## [WORK REQUIRED]
The exercise asks you to copy every line below in which "interaction" appears.

## [DATA SECTION]
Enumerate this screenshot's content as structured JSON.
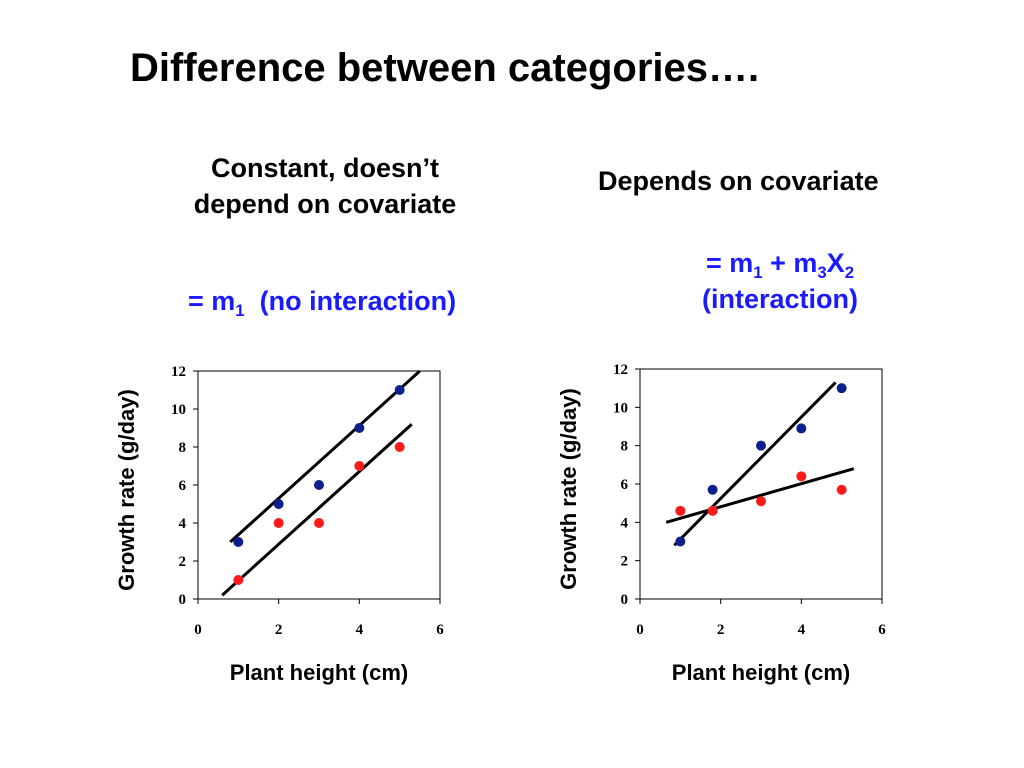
{
  "slide": {
    "title": "Difference between categories…."
  },
  "left_panel": {
    "heading_line1": "Constant, doesn’t",
    "heading_line2": "depend on covariate",
    "formula": {
      "prefix": "= m",
      "sub1": "1",
      "suffix": "  (no interaction)"
    }
  },
  "right_panel": {
    "heading": "Depends on covariate",
    "formula": {
      "prefix": "= m",
      "sub1": "1",
      "mid": " + m",
      "sub2": "3",
      "var": "X",
      "sub3": "2",
      "line2": "(interaction)"
    }
  },
  "colors": {
    "text_accent": "#1a1aff",
    "series_blue": "#0d1f8c",
    "series_red": "#ff1a1a",
    "fit_line": "#000000"
  },
  "chart_data": [
    {
      "type": "scatter",
      "title": "",
      "xlabel": "Plant height (cm)",
      "ylabel": "Growth rate (g/day)",
      "xlim": [
        0,
        6
      ],
      "ylim": [
        0,
        12
      ],
      "xticks": [
        0,
        2,
        4,
        6
      ],
      "yticks": [
        0,
        2,
        4,
        6,
        8,
        10,
        12
      ],
      "grid": false,
      "legend": "none",
      "series": [
        {
          "color": "#0d1f8c",
          "points": [
            [
              1,
              3
            ],
            [
              2,
              5
            ],
            [
              3,
              6
            ],
            [
              4,
              9
            ],
            [
              5,
              11
            ]
          ]
        },
        {
          "color": "#ff1a1a",
          "points": [
            [
              1,
              1
            ],
            [
              2,
              4
            ],
            [
              3,
              4
            ],
            [
              4,
              7
            ],
            [
              5,
              8
            ]
          ]
        }
      ],
      "lines": [
        {
          "color": "#000000",
          "from": [
            0.8,
            3.0
          ],
          "to": [
            5.5,
            12.0
          ]
        },
        {
          "color": "#000000",
          "from": [
            0.6,
            0.2
          ],
          "to": [
            5.3,
            9.2
          ]
        }
      ]
    },
    {
      "type": "scatter",
      "title": "",
      "xlabel": "Plant height (cm)",
      "ylabel": "Growth rate (g/day)",
      "xlim": [
        0,
        6
      ],
      "ylim": [
        0,
        12
      ],
      "xticks": [
        0,
        2,
        4,
        6
      ],
      "yticks": [
        0,
        2,
        4,
        6,
        8,
        10,
        12
      ],
      "grid": false,
      "legend": "none",
      "series": [
        {
          "color": "#0d1f8c",
          "points": [
            [
              1,
              3
            ],
            [
              1.8,
              5.7
            ],
            [
              3,
              8
            ],
            [
              4,
              8.9
            ],
            [
              5,
              11
            ]
          ]
        },
        {
          "color": "#ff1a1a",
          "points": [
            [
              1,
              4.6
            ],
            [
              1.8,
              4.6
            ],
            [
              3,
              5.1
            ],
            [
              4,
              6.4
            ],
            [
              5,
              5.7
            ]
          ]
        }
      ],
      "lines": [
        {
          "color": "#000000",
          "from": [
            0.85,
            2.8
          ],
          "to": [
            4.85,
            11.3
          ]
        },
        {
          "color": "#000000",
          "from": [
            0.65,
            4.0
          ],
          "to": [
            5.3,
            6.8
          ]
        }
      ]
    }
  ]
}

## [WRITTEN ANSWER]
      "suffix": "  (no interaction)"
      "line2": "(interaction)"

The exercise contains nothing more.